-- Begin --
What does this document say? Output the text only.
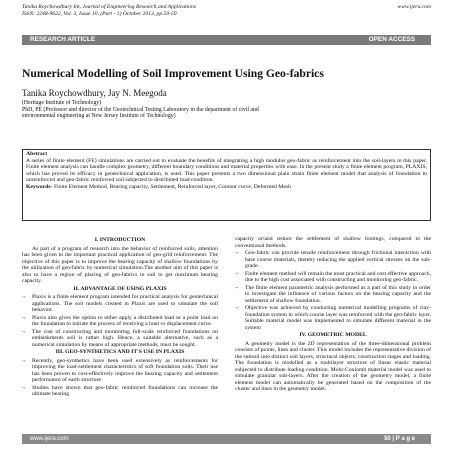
Tanika Roychowdhury Int. Journal of Engineering Research and Applications	www.ijera.com
ISSN: 2248-9622, Vol. 3, Issue 10, (Part - 1) October 2013, pp.50-59
RESEARCH ARTICLE	OPEN ACCESS
Numerical Modelling of Soil Improvement Using Geo-fabrics
Tanika Roychowdhury, Jay N. Meegoda
(Heritage Institute of Technology)
PhD, PE (Professor and director of the Geotechnical Testing Laboratory in the department of civil and
environmental engineering at New Jersey Institute of Technology)
Abstract
A series of finite element (FE) simulations are carried out to evaluate the benefits of integrating a high modulus geo-fabric as reinforcement into the soil-layers in this paper. Finite element analysis can handle complex geometry, different boundary conditions and material properties with ease. In the present study a finite element program, PLAXIS, which has proved its efficacy in geotechnical application, is used. This paper presents a two dimensional plain strain finite element model that analysis of foundation in unreinforced and geo-fabric reinforced soil subjected to distributed load condition.
Keywords- Finite Element Method, Bearing capacity, Settlement, Reinforced layer, Contour curve, Deformed Mesh
I. INTRODUCTION
As part of a program of research into the behavior of reinforced soils, attention has been given to the important practical application of geo-grid reinforcement. The objective of this paper is to improve the bearing capacity of shallow foundations by the utilization of geo-fabric by numerical simulation.The another aim of this paper is also to have a region of placing of geo-fabrics in soil to get maximum bearing capacity.
II. ADVANTAGE OF USING PLAXIS
¬ Plaxis is a finite element program intended for practical analysis for geotechnical applications. The soil models created in Plaxis are used to simulate the soil behavior.
¬ Plaxis also gives the option to either apply a distributed load or a point load on the foundation to initiate the process of receiving a load vs displacement curve.
¬ The cost of constructing and monitoring full-scale reinforced foundations on embankments soil is rather high. Hence, a suitable alternative, such as a numerical simulation by means of appropriate methods, must be sought.
III. GEO-SYNTHETICS AND IT'S USE IN PLAXIS
¬ Recently, geo-synthetics have been used extensively as reinforcements for improving the load-settlement characteristics of soft foundation soils. Their use has been proven to cost-effectively improve the bearing capacity and settlement performance of earth structure
¬ Studies have shown that geo-fabric reinforced foundations can increase the ultimate bearing
capacity or/and reduce the settlement of shallow footings, compared to the conventional methods.
¬ Geo-fabric can provide tensile reinforcement through frictional interaction with base course materials, thereby reducing the applied vertical stresses on the sub-grade.
¬ Finite element method will remain the most practical and cost effective approach, due to the high cost associated with constructing and monitoring geo-fabric.
¬ The finite element parametric analysis performed as a part of this study in order to investigate the influence of various factors on the bearing capacity and the settlement of shallow foundation.
¬ Objective was achieved by conducting numerical modelling programs of clay-foundation system in which course layer was reinforced with the geo-fabric layer. Suitable material model was implemented to simulate different material in the system
IV. GEOMETRIC MODEL
A geometry model is the 2D representation of the three-dimensional problem consists of points, lines and cluster. This model includes the representative division of the subsoil into distinct soil layers, structural objects, construction stages and loading. The foundation is modelled as a multilayer structure of linear elastic material subjected to distribute loading condition. Mohr-Coulomb material model was used to simulate granular sub-layers. After the creation of the geometry model, a finite element model can automatically be generated based on the composition of the cluster and lines in the geometry model.
www.ijera.com	50 | P a g e
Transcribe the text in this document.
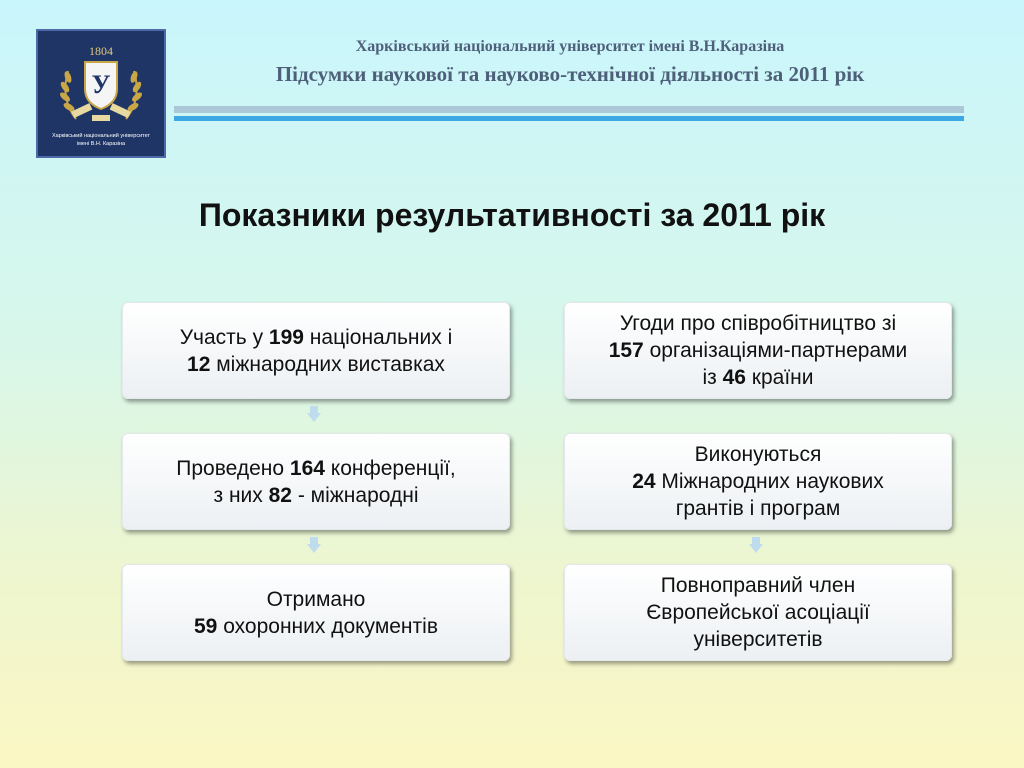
У
1804
Харківський національний університет
імені В.Н. Каразіна
Харківський національний університет імені В.Н.Каразіна
Підсумки наукової та науково-технічної діяльності за 2011 рік
Показники результативності за 2011 рік
Участь у 199 національних і
12 міжнародних виставках
Проведено 164 конференції,
з них 82 - міжнародні
Отримано
59 охоронних документів
Угоди про співробітництво зі
157 організаціями-партнерами
із 46 країни
Виконуються
24 Міжнародних наукових
грантів і програм
Повноправний член
Європейської асоціації
університетів
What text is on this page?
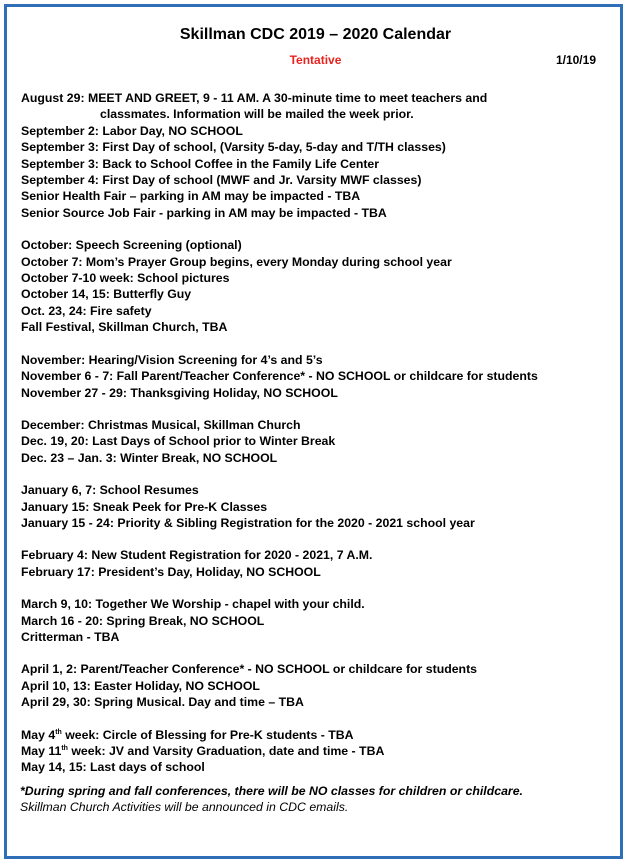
Skillman CDC 2019 – 2020 Calendar
Tentative	1/10/19
August 29: MEET AND GREET, 9 - 11 AM. A 30-minute time to meet teachers and
classmates. Information will be mailed the week prior.
September 2: Labor Day, NO SCHOOL
September 3: First Day of school, (Varsity 5-day, 5-day and T/TH classes)
September 3: Back to School Coffee in the Family Life Center
September 4: First Day of school (MWF and Jr. Varsity MWF classes)
Senior Health Fair – parking in AM may be impacted - TBA
Senior Source Job Fair - parking in AM may be impacted - TBA
October: Speech Screening (optional)
October 7: Mom’s Prayer Group begins, every Monday during school year
October 7-10 week: School pictures
October 14, 15: Butterfly Guy
Oct. 23, 24: Fire safety
Fall Festival, Skillman Church, TBA
November: Hearing/Vision Screening for 4’s and 5’s
November 6 - 7: Fall Parent/Teacher Conference* - NO SCHOOL or childcare for students
November 27 - 29: Thanksgiving Holiday, NO SCHOOL
December: Christmas Musical, Skillman Church
Dec. 19, 20: Last Days of School prior to Winter Break
Dec. 23 – Jan. 3: Winter Break, NO SCHOOL
January 6, 7: School Resumes
January 15: Sneak Peek for Pre-K Classes
January 15 - 24: Priority & Sibling Registration for the 2020 - 2021 school year
February 4: New Student Registration for 2020 - 2021, 7 A.M.
February 17: President’s Day, Holiday, NO SCHOOL
March 9, 10: Together We Worship - chapel with your child.
March 16 - 20: Spring Break, NO SCHOOL
Critterman - TBA
April 1, 2: Parent/Teacher Conference* - NO SCHOOL or childcare for students
April 10, 13: Easter Holiday, NO SCHOOL
April 29, 30: Spring Musical. Day and time – TBA
May 4th week: Circle of Blessing for Pre-K students - TBA
May 11th week: JV and Varsity Graduation, date and time - TBA
May 14, 15: Last days of school
*During spring and fall conferences, there will be NO classes for children or childcare.
Skillman Church Activities will be announced in CDC emails.
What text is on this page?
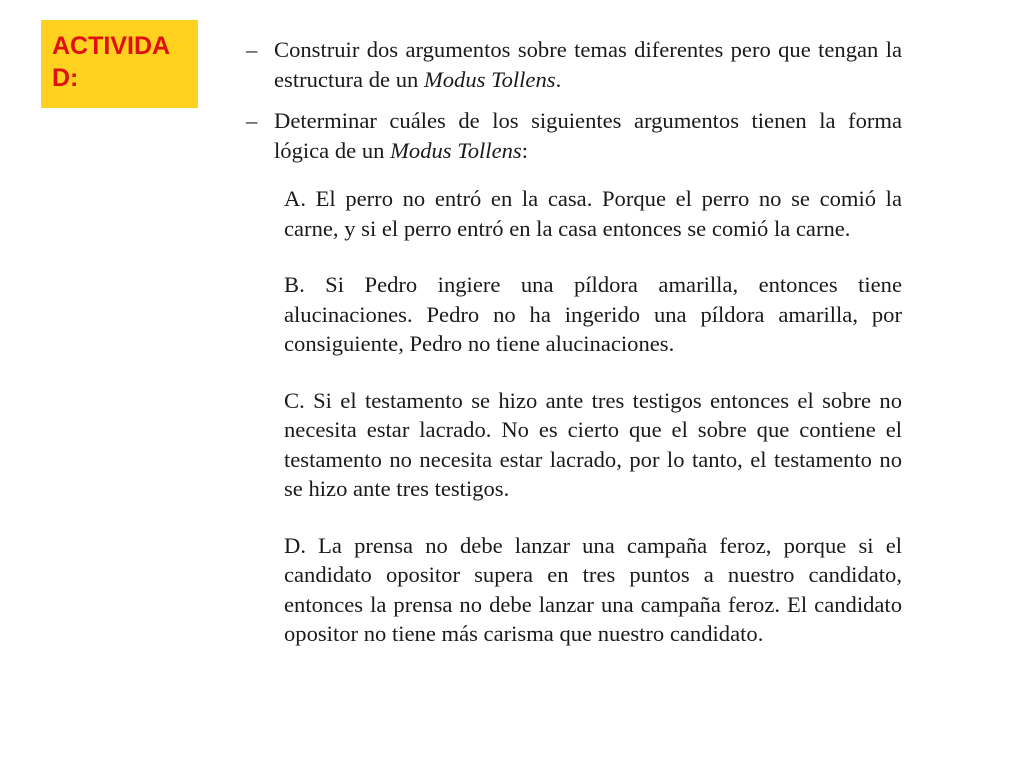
ACTIVIDAD:
– Construir dos argumentos sobre temas diferentes pero que tengan la estructura de un Modus Tollens.
– Determinar cuáles de los siguientes argumentos tienen la forma lógica de un Modus Tollens:

A. El perro no entró en la casa. Porque el perro no se comió la carne, y si el perro entró en la casa entonces se comió la carne.

B. Si Pedro ingiere una píldora amarilla, entonces tiene alucinaciones. Pedro no ha ingerido una píldora amarilla, por consiguiente, Pedro no tiene alucinaciones.

C. Si el testamento se hizo ante tres testigos entonces el sobre no necesita estar lacrado. No es cierto que el sobre que contiene el testamento no necesita estar lacrado, por lo tanto, el testamento no se hizo ante tres testigos.

D. La prensa no debe lanzar una campaña feroz, porque si el candidato opositor supera en tres puntos a nuestro candidato, entonces la prensa no debe lanzar una campaña feroz. El candidato opositor no tiene más carisma que nuestro candidato.
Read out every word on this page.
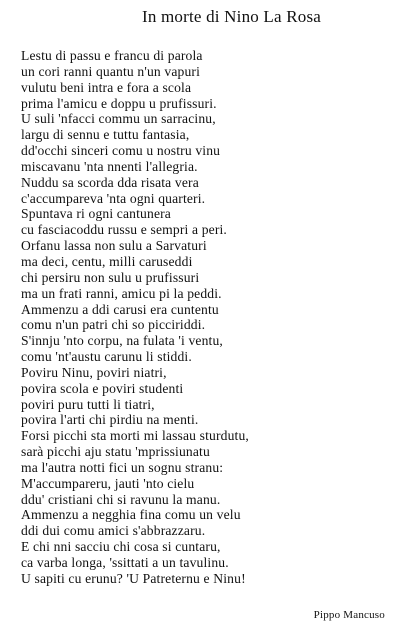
In morte di Nino La Rosa
Lestu di passu e francu di parola
un cori ranni quantu n'un vapuri
vulutu beni intra e fora a scola
prima l'amicu e doppu u prufissuri.
U suli 'nfacci commu un sarracinu,
largu di sennu e tuttu fantasia,
dd'occhi sinceri comu u nostru vinu
miscavanu 'nta nnenti l'allegria.
Nuddu sa scorda dda risata vera
c'accumpareva 'nta ogni quarteri.
Spuntava ri ogni cantunera
cu fasciacoddu russu e sempri a peri.
Orfanu lassa non sulu a Sarvaturi
ma deci, centu, milli caruseddi
chi persiru non sulu u prufissuri
ma un frati ranni, amicu pi la peddi.
Ammenzu a ddi carusi era cuntentu
comu n'un patri chi so picciriddi.
S'innju 'nto corpu, na fulata 'i ventu,
comu 'nt'austu carunu li stiddi.
Poviru Ninu, poviri niatri,
povira scola e poviri studenti
poviri puru tutti li tiatri,
povira l'arti chi pirdiu na menti.
Forsi picchi sta morti mi lassau sturdutu,
sarà picchi aju statu 'mprissiunatu
ma l'autra notti fici un sognu stranu:
M'accumpareru, jauti 'nto cielu
ddu' cristiani chi si ravunu la manu.
Ammenzu a negghia fina comu un velu
ddi dui comu amici s'abbrazzaru.
E chi nni sacciu chi cosa si cuntaru,
ca varba longa, 'ssittati a un tavulinu.
U sapiti cu erunu? 'U Patreternu e Ninu!
Pippo Mancuso
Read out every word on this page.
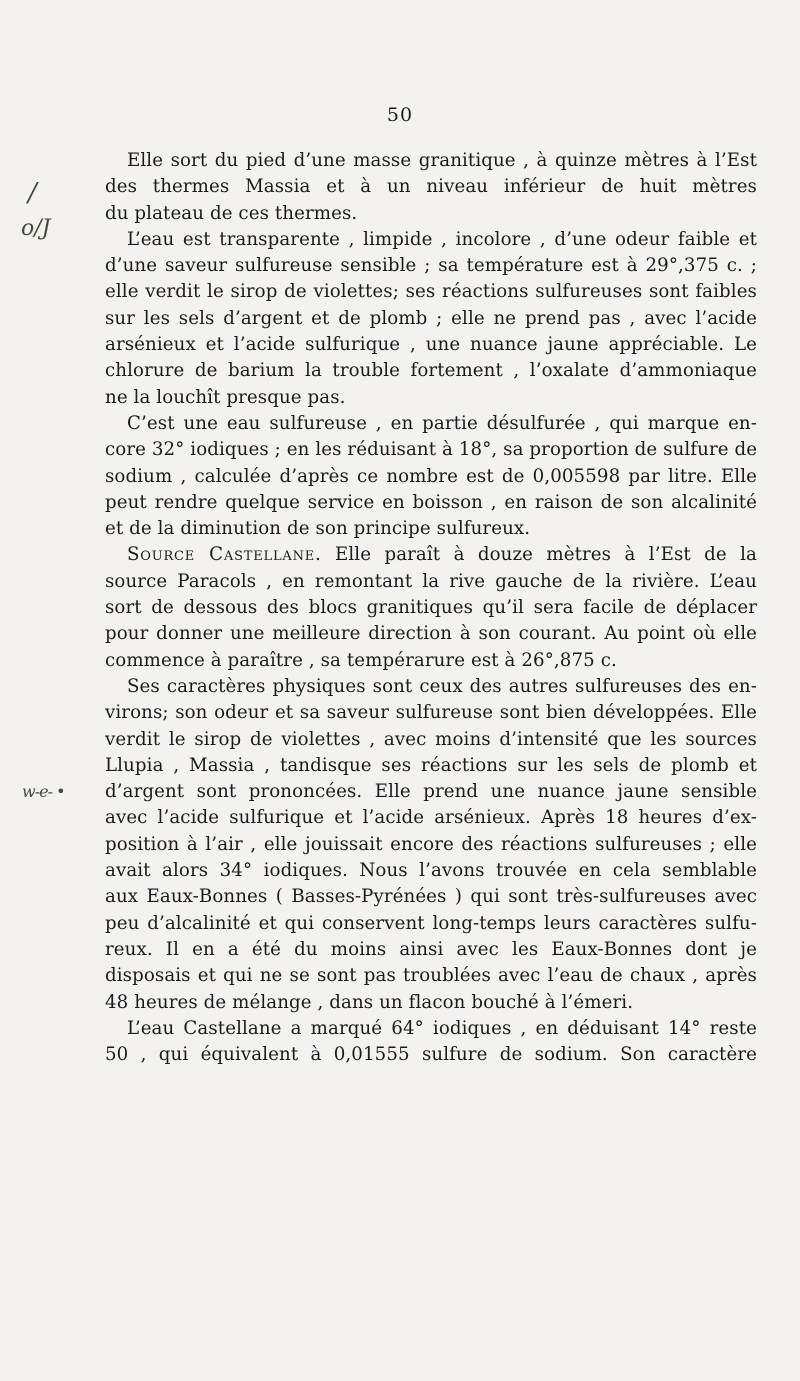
50
/
o/J
w-e- •
Elle sort du pied d’une masse granitique , à quinze mètres à l’Est
des thermes Massia et à un niveau inférieur de huit mètres
du plateau de ces thermes.
L’eau est transparente , limpide , incolore , d’une odeur faible et
d’une saveur sulfureuse sensible ; sa température est à 29°,375 c. ;
elle verdit le sirop de violettes; ses réactions sulfureuses sont faibles
sur les sels d’argent et de plomb ; elle ne prend pas , avec l’acide
arsénieux et l’acide sulfurique , une nuance jaune appréciable. Le
chlorure de barium la trouble fortement , l’oxalate d’ammoniaque
ne la louchît presque pas.
C’est une eau sulfureuse , en partie désulfurée , qui marque en-
core 32° iodiques ; en les réduisant à 18°, sa proportion de sulfure de
sodium , calculée d’après ce nombre est de 0,005598 par litre. Elle
peut rendre quelque service en boisson , en raison de son alcalinité
et de la diminution de son principe sulfureux.
Source Castellane. Elle paraît à douze mètres à l’Est de la
source Paracols , en remontant la rive gauche de la rivière. L’eau
sort de dessous des blocs granitiques qu’il sera facile de déplacer
pour donner une meilleure direction à son courant. Au point où elle
commence à paraître , sa tempérarure est à 26°,875 c.
Ses caractères physiques sont ceux des autres sulfureuses des en-
virons; son odeur et sa saveur sulfureuse sont bien développées. Elle
verdit le sirop de violettes , avec moins d’intensité que les sources
Llupia , Massia , tandisque ses réactions sur les sels de plomb et
d’argent sont prononcées. Elle prend une nuance jaune sensible
avec l’acide sulfurique et l’acide arsénieux. Après 18 heures d’ex-
position à l’air , elle jouissait encore des réactions sulfureuses ; elle
avait alors 34° iodiques. Nous l’avons trouvée en cela semblable
aux Eaux-Bonnes ( Basses-Pyrénées ) qui sont très-sulfureuses avec
peu d’alcalinité et qui conservent long-temps leurs caractères sulfu-
reux. Il en a été du moins ainsi avec les Eaux-Bonnes dont je
disposais et qui ne se sont pas troublées avec l’eau de chaux , après
48 heures de mélange , dans un flacon bouché à l’émeri.
L’eau Castellane a marqué 64° iodiques , en déduisant 14° reste
50 , qui équivalent à 0,01555 sulfure de sodium. Son caractère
-- End --
-- Prompt --
Return all lines containing "sodium".

-- The completed task --
sodium , calculée d’après ce nombre est de 0,005598 par litre. Elle
50 , qui équivalent à 0,01555 sulfure de sodium. Son caractère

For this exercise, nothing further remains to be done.